-------- The data

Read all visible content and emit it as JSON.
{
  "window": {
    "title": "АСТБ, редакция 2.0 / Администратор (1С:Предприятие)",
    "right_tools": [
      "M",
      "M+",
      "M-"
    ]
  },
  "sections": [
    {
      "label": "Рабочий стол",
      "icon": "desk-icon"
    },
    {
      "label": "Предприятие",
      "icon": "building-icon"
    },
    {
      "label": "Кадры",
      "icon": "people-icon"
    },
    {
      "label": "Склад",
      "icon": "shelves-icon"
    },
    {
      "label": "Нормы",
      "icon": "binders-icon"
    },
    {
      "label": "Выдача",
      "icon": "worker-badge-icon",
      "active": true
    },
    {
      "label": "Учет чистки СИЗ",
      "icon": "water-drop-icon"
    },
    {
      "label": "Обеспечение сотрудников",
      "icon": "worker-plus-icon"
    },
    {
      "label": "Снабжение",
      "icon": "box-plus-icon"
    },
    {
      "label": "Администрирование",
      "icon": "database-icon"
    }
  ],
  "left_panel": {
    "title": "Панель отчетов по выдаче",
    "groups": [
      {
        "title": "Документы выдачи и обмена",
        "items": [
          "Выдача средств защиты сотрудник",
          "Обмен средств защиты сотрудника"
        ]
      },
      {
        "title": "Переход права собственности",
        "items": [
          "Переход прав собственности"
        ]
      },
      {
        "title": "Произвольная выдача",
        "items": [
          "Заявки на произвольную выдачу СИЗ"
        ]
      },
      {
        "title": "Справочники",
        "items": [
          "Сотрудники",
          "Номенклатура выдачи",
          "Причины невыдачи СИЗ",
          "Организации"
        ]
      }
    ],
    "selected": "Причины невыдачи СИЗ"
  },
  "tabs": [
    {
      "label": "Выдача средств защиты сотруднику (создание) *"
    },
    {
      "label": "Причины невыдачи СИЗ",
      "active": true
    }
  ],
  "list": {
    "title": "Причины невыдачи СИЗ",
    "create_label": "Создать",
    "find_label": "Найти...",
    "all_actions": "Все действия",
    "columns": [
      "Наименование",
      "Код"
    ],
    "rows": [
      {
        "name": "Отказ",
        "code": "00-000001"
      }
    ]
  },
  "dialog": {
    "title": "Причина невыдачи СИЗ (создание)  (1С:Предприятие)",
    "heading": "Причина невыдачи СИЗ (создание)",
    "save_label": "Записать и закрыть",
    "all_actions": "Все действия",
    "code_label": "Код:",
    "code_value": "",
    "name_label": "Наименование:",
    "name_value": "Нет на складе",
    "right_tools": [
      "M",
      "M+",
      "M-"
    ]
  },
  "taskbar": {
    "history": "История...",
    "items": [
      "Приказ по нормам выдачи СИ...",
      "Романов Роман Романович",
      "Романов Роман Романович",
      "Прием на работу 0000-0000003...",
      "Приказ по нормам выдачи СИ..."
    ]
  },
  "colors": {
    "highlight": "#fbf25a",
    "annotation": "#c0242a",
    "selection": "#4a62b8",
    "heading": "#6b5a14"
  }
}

----------------

## The task
Copy each line of the records containing the string "средств".

## Answer for the task
          "Выдача средств защиты сотрудник",
          "Обмен средств защиты сотрудника"
      "label": "Выдача средств защиты сотруднику (создание) *"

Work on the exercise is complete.